What you will do — Without altering anything, repeat each of the records.

Extracted information —
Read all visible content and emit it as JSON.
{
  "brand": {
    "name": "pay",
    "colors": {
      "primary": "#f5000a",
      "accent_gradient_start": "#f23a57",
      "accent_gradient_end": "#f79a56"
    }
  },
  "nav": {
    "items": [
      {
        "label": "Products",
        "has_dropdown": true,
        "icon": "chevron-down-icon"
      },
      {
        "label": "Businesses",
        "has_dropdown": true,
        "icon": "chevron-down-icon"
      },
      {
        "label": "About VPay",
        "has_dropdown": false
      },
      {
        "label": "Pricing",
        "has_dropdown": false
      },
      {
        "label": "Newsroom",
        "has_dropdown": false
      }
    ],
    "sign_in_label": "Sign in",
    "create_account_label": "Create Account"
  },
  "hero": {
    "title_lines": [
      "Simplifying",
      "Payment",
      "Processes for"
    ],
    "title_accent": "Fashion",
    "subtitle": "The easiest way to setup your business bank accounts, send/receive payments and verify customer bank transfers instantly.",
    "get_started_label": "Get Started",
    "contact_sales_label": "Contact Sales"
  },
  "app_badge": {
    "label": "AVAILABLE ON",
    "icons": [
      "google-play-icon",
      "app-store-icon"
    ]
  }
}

Right answer —
Read all visible content and emit it as JSON.
{
  "brand": {
    "name": "pay",
    "colors": {
      "primary": "#f5000a",
      "accent_gradient_start": "#f23a57",
      "accent_gradient_end": "#f79a56"
    }
  },
  "nav": {
    "items": [
      {
        "label": "Products",
        "has_dropdown": true,
        "icon": "chevron-down-icon"
      },
      {
        "label": "Businesses",
        "has_dropdown": true,
        "icon": "chevron-down-icon"
      },
      {
        "label": "About VPay",
        "has_dropdown": false
      },
      {
        "label": "Pricing",
        "has_dropdown": false
      },
      {
        "label": "Newsroom",
        "has_dropdown": false
      }
    ],
    "sign_in_label": "Sign in",
    "create_account_label": "Create Account"
  },
  "hero": {
    "title_lines": [
      "Simplifying",
      "Payment",
      "Processes for"
    ],
    "title_accent": "Fashion",
    "subtitle": "The easiest way to setup your business bank accounts, send/receive payments and verify customer bank transfers instantly.",
    "get_started_label": "Get Started",
    "contact_sales_label": "Contact Sales"
  },
  "app_badge": {
    "label": "AVAILABLE ON",
    "icons": [
      "google-play-icon",
      "app-store-icon"
    ]
  }
}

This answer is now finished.